(Dataset records)
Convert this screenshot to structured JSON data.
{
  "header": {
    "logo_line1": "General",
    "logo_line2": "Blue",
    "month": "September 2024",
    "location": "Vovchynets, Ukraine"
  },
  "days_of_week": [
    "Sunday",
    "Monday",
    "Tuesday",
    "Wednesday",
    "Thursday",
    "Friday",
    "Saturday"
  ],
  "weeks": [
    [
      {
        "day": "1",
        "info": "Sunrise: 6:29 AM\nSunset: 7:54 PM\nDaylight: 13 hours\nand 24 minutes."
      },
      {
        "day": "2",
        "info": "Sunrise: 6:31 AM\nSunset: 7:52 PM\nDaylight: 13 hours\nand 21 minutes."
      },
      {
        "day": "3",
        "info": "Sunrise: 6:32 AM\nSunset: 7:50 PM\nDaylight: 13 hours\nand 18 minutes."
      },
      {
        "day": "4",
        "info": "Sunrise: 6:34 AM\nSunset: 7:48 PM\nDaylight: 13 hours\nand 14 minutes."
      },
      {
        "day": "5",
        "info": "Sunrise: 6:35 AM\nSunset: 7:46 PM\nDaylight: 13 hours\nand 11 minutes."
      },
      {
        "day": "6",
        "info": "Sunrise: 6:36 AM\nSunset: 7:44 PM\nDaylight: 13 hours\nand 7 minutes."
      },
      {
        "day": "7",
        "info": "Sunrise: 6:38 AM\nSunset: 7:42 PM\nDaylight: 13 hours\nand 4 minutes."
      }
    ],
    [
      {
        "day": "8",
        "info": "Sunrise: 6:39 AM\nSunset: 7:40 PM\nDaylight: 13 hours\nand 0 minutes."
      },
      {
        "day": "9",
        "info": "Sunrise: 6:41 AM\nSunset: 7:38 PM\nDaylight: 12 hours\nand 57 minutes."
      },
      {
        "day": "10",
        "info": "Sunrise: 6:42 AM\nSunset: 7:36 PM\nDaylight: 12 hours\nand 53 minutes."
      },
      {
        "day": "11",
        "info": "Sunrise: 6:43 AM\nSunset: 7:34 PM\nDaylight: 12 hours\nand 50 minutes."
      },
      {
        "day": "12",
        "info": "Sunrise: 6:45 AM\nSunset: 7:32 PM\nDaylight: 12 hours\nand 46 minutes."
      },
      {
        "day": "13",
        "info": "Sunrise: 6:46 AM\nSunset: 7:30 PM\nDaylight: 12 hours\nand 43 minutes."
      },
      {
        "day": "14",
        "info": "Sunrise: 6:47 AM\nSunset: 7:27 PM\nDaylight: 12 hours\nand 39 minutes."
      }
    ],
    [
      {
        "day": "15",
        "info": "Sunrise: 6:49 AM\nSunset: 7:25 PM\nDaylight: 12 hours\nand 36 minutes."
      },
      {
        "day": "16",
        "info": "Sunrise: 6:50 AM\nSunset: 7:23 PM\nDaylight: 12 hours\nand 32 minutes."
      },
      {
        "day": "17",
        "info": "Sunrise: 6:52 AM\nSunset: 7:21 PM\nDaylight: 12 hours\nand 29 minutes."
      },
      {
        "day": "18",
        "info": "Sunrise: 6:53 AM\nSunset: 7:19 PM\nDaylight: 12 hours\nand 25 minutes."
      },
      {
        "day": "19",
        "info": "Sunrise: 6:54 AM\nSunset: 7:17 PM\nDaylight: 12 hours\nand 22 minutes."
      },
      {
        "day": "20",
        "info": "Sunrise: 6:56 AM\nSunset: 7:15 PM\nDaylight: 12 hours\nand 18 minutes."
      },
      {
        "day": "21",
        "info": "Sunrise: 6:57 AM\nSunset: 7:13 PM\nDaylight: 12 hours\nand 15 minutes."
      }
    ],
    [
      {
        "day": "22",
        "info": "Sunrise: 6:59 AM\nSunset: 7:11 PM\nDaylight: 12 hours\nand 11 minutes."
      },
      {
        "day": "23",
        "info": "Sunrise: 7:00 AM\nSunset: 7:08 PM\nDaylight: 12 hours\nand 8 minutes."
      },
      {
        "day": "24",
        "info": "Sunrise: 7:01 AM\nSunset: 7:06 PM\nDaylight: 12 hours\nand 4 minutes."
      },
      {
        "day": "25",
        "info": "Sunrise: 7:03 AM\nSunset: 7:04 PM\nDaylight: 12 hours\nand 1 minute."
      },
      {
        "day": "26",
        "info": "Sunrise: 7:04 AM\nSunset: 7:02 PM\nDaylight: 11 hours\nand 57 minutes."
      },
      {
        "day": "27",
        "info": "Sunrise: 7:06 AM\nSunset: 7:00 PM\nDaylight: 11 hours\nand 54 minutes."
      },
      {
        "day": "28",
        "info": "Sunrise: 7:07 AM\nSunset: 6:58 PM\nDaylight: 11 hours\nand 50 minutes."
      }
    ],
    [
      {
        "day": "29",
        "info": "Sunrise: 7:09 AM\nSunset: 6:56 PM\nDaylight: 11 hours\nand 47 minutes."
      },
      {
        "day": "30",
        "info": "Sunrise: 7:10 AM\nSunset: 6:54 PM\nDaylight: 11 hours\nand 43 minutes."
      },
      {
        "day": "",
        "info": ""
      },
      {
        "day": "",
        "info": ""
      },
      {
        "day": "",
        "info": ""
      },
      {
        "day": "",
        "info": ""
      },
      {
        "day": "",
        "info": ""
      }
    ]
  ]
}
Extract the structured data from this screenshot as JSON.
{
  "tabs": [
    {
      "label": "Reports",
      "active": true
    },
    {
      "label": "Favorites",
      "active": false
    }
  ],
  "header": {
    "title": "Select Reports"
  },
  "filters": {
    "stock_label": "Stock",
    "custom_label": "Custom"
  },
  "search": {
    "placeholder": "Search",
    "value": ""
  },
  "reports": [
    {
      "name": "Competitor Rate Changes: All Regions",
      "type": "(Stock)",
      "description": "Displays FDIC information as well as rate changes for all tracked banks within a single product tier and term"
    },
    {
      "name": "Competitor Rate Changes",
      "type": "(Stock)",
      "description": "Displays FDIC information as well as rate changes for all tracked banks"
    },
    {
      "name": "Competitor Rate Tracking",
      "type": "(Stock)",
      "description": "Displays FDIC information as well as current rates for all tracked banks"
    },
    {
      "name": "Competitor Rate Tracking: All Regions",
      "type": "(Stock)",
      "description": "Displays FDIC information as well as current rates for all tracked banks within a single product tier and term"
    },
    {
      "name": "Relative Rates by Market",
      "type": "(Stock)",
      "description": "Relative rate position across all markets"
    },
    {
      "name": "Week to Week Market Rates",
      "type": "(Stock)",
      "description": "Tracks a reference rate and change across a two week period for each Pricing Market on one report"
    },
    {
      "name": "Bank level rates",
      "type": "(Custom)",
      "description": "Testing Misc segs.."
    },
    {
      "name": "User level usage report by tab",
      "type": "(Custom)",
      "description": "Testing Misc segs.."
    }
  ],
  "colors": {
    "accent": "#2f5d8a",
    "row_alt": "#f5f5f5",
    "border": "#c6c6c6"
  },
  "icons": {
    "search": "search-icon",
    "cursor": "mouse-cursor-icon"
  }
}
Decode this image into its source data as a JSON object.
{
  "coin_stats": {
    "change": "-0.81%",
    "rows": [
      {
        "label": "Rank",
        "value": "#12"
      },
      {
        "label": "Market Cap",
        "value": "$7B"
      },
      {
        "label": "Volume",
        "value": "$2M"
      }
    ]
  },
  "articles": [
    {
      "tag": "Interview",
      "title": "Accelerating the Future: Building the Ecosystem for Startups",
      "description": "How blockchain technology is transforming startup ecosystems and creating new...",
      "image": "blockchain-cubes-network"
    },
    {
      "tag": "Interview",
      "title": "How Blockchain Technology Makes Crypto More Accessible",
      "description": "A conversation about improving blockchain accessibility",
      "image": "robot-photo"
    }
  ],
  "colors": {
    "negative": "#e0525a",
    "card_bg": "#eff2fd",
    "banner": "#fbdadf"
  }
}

# INSTRUCTIONS TO FOLLOW
Which lines hold the string "information"? Copy all of them from the data above.

# THE REPLY
      "description": "Displays FDIC information as well as rate changes for all tracked banks within a single product tier and term"
      "description": "Displays FDIC information as well as rate changes for all tracked banks"
      "description": "Displays FDIC information as well as current rates for all tracked banks"
      "description": "Displays FDIC information as well as current rates for all tracked banks within a single product tier and term"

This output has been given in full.